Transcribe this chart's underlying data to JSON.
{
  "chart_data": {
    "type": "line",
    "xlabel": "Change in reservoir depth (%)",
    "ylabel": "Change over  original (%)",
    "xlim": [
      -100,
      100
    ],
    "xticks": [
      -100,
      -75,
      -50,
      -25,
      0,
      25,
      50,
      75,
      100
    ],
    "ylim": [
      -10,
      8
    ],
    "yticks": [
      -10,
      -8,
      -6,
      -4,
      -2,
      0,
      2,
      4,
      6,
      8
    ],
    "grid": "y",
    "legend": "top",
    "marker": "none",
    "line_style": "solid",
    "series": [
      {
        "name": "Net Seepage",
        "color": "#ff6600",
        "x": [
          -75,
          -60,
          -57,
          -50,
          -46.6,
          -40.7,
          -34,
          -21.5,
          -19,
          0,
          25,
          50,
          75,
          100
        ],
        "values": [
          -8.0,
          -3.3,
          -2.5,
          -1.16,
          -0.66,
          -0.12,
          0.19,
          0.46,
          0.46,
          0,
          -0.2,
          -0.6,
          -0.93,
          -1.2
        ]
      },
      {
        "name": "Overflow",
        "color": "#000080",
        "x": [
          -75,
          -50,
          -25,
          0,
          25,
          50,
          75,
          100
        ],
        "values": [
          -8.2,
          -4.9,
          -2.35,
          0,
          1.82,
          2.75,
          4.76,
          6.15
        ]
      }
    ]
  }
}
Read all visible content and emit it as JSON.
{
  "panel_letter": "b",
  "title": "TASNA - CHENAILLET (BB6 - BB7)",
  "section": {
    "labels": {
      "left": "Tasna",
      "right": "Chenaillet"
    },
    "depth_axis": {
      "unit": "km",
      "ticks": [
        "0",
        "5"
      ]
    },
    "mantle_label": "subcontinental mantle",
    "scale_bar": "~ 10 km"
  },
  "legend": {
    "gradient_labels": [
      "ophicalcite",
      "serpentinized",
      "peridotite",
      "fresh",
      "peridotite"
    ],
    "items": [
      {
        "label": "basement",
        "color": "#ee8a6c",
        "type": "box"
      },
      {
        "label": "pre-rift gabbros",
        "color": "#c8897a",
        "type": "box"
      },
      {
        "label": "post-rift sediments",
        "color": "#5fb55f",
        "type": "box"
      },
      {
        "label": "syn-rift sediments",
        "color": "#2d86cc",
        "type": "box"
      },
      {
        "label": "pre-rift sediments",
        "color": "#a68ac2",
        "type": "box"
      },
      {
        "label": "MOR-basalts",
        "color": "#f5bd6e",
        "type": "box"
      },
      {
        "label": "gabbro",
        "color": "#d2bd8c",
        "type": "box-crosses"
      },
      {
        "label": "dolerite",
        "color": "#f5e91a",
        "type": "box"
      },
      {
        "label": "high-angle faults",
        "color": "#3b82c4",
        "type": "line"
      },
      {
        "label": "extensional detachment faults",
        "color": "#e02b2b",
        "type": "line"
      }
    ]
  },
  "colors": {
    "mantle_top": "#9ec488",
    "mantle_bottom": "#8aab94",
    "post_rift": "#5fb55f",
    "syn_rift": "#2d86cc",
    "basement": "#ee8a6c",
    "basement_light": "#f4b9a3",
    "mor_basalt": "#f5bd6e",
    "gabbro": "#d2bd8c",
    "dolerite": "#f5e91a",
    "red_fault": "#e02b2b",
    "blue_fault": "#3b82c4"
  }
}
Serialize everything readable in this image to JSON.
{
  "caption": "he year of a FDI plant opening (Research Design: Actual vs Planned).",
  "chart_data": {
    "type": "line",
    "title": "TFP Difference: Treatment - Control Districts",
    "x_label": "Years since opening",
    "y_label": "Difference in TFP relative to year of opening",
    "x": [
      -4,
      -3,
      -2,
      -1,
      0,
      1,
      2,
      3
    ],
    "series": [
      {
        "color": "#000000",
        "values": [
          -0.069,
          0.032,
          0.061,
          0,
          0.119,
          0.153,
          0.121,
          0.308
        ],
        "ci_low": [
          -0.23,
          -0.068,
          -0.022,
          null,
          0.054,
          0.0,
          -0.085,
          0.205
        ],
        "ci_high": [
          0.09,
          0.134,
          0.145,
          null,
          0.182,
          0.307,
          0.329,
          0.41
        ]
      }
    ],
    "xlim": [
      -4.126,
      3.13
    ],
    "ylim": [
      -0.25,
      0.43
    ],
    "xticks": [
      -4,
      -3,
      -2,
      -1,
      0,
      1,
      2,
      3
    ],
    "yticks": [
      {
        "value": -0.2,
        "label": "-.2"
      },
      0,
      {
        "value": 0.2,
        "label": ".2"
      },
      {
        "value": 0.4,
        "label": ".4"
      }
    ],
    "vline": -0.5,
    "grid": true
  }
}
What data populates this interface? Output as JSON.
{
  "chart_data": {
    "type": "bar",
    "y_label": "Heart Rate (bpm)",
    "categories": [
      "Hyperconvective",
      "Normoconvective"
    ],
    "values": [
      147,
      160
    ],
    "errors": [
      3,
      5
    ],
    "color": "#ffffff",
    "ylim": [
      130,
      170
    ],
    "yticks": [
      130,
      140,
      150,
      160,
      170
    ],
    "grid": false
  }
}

# What you have to do:
Write out all the lines again, exactly as they are.

# Final result:
Transcribe this chart's underlying data to JSON.
{
  "chart_data": {
    "type": "line",
    "xlabel": "Change in reservoir depth (%)",
    "ylabel": "Change over  original (%)",
    "xlim": [
      -100,
      100
    ],
    "xticks": [
      -100,
      -75,
      -50,
      -25,
      0,
      25,
      50,
      75,
      100
    ],
    "ylim": [
      -10,
      8
    ],
    "yticks": [
      -10,
      -8,
      -6,
      -4,
      -2,
      0,
      2,
      4,
      6,
      8
    ],
    "grid": "y",
    "legend": "top",
    "marker": "none",
    "line_style": "solid",
    "series": [
      {
        "name": "Net Seepage",
        "color": "#ff6600",
        "x": [
          -75,
          -60,
          -57,
          -50,
          -46.6,
          -40.7,
          -34,
          -21.5,
          -19,
          0,
          25,
          50,
          75,
          100
        ],
        "values": [
          -8.0,
          -3.3,
          -2.5,
          -1.16,
          -0.66,
          -0.12,
          0.19,
          0.46,
          0.46,
          0,
          -0.2,
          -0.6,
          -0.93,
          -1.2
        ]
      },
      {
        "name": "Overflow",
        "color": "#000080",
        "x": [
          -75,
          -50,
          -25,
          0,
          25,
          50,
          75,
          100
        ],
        "values": [
          -8.2,
          -4.9,
          -2.35,
          0,
          1.82,
          2.75,
          4.76,
          6.15
        ]
      }
    ]
  }
}
Read all visible content and emit it as JSON.
{
  "panel_letter": "b",
  "title": "TASNA - CHENAILLET (BB6 - BB7)",
  "section": {
    "labels": {
      "left": "Tasna",
      "right": "Chenaillet"
    },
    "depth_axis": {
      "unit": "km",
      "ticks": [
        "0",
        "5"
      ]
    },
    "mantle_label": "subcontinental mantle",
    "scale_bar": "~ 10 km"
  },
  "legend": {
    "gradient_labels": [
      "ophicalcite",
      "serpentinized",
      "peridotite",
      "fresh",
      "peridotite"
    ],
    "items": [
      {
        "label": "basement",
        "color": "#ee8a6c",
        "type": "box"
      },
      {
        "label": "pre-rift gabbros",
        "color": "#c8897a",
        "type": "box"
      },
      {
        "label": "post-rift sediments",
        "color": "#5fb55f",
        "type": "box"
      },
      {
        "label": "syn-rift sediments",
        "color": "#2d86cc",
        "type": "box"
      },
      {
        "label": "pre-rift sediments",
        "color": "#a68ac2",
        "type": "box"
      },
      {
        "label": "MOR-basalts",
        "color": "#f5bd6e",
        "type": "box"
      },
      {
        "label": "gabbro",
        "color": "#d2bd8c",
        "type": "box-crosses"
      },
      {
        "label": "dolerite",
        "color": "#f5e91a",
        "type": "box"
      },
      {
        "label": "high-angle faults",
        "color": "#3b82c4",
        "type": "line"
      },
      {
        "label": "extensional detachment faults",
        "color": "#e02b2b",
        "type": "line"
      }
    ]
  },
  "colors": {
    "mantle_top": "#9ec488",
    "mantle_bottom": "#8aab94",
    "post_rift": "#5fb55f",
    "syn_rift": "#2d86cc",
    "basement": "#ee8a6c",
    "basement_light": "#f4b9a3",
    "mor_basalt": "#f5bd6e",
    "gabbro": "#d2bd8c",
    "dolerite": "#f5e91a",
    "red_fault": "#e02b2b",
    "blue_fault": "#3b82c4"
  }
}
Serialize everything readable in this image to JSON.
{
  "caption": "he year of a FDI plant opening (Research Design: Actual vs Planned).",
  "chart_data": {
    "type": "line",
    "title": "TFP Difference: Treatment - Control Districts",
    "x_label": "Years since opening",
    "y_label": "Difference in TFP relative to year of opening",
    "x": [
      -4,
      -3,
      -2,
      -1,
      0,
      1,
      2,
      3
    ],
    "series": [
      {
        "color": "#000000",
        "values": [
          -0.069,
          0.032,
          0.061,
          0,
          0.119,
          0.153,
          0.121,
          0.308
        ],
        "ci_low": [
          -0.23,
          -0.068,
          -0.022,
          null,
          0.054,
          0.0,
          -0.085,
          0.205
        ],
        "ci_high": [
          0.09,
          0.134,
          0.145,
          null,
          0.182,
          0.307,
          0.329,
          0.41
        ]
      }
    ],
    "xlim": [
      -4.126,
      3.13
    ],
    "ylim": [
      -0.25,
      0.43
    ],
    "xticks": [
      -4,
      -3,
      -2,
      -1,
      0,
      1,
      2,
      3
    ],
    "yticks": [
      {
        "value": -0.2,
        "label": "-.2"
      },
      0,
      {
        "value": 0.2,
        "label": ".2"
      },
      {
        "value": 0.4,
        "label": ".4"
      }
    ],
    "vline": -0.5,
    "grid": true
  }
}
What data populates this interface? Output as JSON.
{
  "chart_data": {
    "type": "bar",
    "y_label": "Heart Rate (bpm)",
    "categories": [
      "Hyperconvective",
      "Normoconvective"
    ],
    "values": [
      147,
      160
    ],
    "errors": [
      3,
      5
    ],
    "color": "#ffffff",
    "ylim": [
      130,
      170
    ],
    "yticks": [
      130,
      140,
      150,
      160,
      170
    ],
    "grid": false
  }
}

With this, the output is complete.